Work required
Each entry must appear again exactly as it does in the source.

* begin Supplied records *

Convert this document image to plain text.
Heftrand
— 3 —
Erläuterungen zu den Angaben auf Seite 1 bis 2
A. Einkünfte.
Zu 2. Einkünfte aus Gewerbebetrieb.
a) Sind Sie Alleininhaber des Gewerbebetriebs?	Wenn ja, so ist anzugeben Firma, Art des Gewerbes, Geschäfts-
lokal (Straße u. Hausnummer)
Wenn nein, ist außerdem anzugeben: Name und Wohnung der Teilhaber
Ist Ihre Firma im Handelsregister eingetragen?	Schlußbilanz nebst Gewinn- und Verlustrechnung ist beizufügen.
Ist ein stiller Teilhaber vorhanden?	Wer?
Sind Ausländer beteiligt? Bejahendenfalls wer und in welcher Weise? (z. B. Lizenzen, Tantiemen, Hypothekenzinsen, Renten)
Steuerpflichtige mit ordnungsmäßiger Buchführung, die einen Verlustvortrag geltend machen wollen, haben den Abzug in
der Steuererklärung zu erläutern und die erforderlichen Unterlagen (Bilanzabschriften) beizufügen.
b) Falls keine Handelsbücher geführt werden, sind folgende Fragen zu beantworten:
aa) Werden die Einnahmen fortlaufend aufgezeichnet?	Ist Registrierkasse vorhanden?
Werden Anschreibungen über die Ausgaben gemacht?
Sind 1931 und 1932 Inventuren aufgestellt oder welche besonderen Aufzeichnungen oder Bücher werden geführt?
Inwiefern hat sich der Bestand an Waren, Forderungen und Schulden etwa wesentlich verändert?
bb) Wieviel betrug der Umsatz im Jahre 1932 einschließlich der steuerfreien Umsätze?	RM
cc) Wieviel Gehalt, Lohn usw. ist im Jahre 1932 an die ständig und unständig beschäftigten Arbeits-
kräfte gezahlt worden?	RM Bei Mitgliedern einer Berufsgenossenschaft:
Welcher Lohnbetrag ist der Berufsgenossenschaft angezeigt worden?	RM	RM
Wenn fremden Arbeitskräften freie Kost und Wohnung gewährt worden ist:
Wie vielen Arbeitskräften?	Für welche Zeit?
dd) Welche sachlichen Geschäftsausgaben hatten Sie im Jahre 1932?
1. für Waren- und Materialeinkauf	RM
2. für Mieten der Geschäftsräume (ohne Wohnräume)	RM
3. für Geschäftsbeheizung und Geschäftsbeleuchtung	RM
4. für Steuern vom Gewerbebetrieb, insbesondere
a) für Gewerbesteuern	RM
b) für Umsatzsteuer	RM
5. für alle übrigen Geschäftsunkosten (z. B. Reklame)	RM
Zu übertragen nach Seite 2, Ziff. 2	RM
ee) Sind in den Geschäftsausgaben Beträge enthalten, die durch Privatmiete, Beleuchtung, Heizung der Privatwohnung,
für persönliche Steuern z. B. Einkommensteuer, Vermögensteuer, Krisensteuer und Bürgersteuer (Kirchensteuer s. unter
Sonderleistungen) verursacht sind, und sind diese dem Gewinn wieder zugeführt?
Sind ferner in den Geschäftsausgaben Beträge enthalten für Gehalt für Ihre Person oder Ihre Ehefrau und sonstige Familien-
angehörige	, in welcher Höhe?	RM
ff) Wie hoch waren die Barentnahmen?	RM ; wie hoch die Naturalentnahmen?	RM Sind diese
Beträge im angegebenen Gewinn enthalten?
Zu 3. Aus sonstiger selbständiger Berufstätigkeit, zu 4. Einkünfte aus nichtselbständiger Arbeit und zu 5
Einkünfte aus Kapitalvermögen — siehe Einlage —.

* end Supplied records *

Exercise response
Convert this document image to plain text.
Heftrand
— 3 —
Erläuterungen zu den Angaben auf Seite 1 bis 2
A. Einkünfte.
Zu 2. Einkünfte aus Gewerbebetrieb.
a) Sind Sie Alleininhaber des Gewerbebetriebs?	Wenn ja, so ist anzugeben Firma, Art des Gewerbes, Geschäfts-
lokal (Straße u. Hausnummer)
Wenn nein, ist außerdem anzugeben: Name und Wohnung der Teilhaber
Ist Ihre Firma im Handelsregister eingetragen?	Schlußbilanz nebst Gewinn- und Verlustrechnung ist beizufügen.
Ist ein stiller Teilhaber vorhanden?	Wer?
Sind Ausländer beteiligt? Bejahendenfalls wer und in welcher Weise? (z. B. Lizenzen, Tantiemen, Hypothekenzinsen, Renten)
Steuerpflichtige mit ordnungsmäßiger Buchführung, die einen Verlustvortrag geltend machen wollen, haben den Abzug in
der Steuererklärung zu erläutern und die erforderlichen Unterlagen (Bilanzabschriften) beizufügen.
b) Falls keine Handelsbücher geführt werden, sind folgende Fragen zu beantworten:
aa) Werden die Einnahmen fortlaufend aufgezeichnet?	Ist Registrierkasse vorhanden?
Werden Anschreibungen über die Ausgaben gemacht?
Sind 1931 und 1932 Inventuren aufgestellt oder welche besonderen Aufzeichnungen oder Bücher werden geführt?
Inwiefern hat sich der Bestand an Waren, Forderungen und Schulden etwa wesentlich verändert?
bb) Wieviel betrug der Umsatz im Jahre 1932 einschließlich der steuerfreien Umsätze?	RM
cc) Wieviel Gehalt, Lohn usw. ist im Jahre 1932 an die ständig und unständig beschäftigten Arbeits-
kräfte gezahlt worden?	RM Bei Mitgliedern einer Berufsgenossenschaft:
Welcher Lohnbetrag ist der Berufsgenossenschaft angezeigt worden?	RM	RM
Wenn fremden Arbeitskräften freie Kost und Wohnung gewährt worden ist:
Wie vielen Arbeitskräften?	Für welche Zeit?
dd) Welche sachlichen Geschäftsausgaben hatten Sie im Jahre 1932?
1. für Waren- und Materialeinkauf	RM
2. für Mieten der Geschäftsräume (ohne Wohnräume)	RM
3. für Geschäftsbeheizung und Geschäftsbeleuchtung	RM
4. für Steuern vom Gewerbebetrieb, insbesondere
a) für Gewerbesteuern	RM
b) für Umsatzsteuer	RM
5. für alle übrigen Geschäftsunkosten (z. B. Reklame)	RM
Zu übertragen nach Seite 2, Ziff. 2	RM
ee) Sind in den Geschäftsausgaben Beträge enthalten, die durch Privatmiete, Beleuchtung, Heizung der Privatwohnung,
für persönliche Steuern z. B. Einkommensteuer, Vermögensteuer, Krisensteuer und Bürgersteuer (Kirchensteuer s. unter
Sonderleistungen) verursacht sind, und sind diese dem Gewinn wieder zugeführt?
Sind ferner in den Geschäftsausgaben Beträge enthalten für Gehalt für Ihre Person oder Ihre Ehefrau und sonstige Familien-
angehörige	, in welcher Höhe?	RM
ff) Wie hoch waren die Barentnahmen?	RM ; wie hoch die Naturalentnahmen?	RM Sind diese
Beträge im angegebenen Gewinn enthalten?
Zu 3. Aus sonstiger selbständiger Berufstätigkeit, zu 4. Einkünfte aus nichtselbständiger Arbeit und zu 5
Einkünfte aus Kapitalvermögen — siehe Einlage —.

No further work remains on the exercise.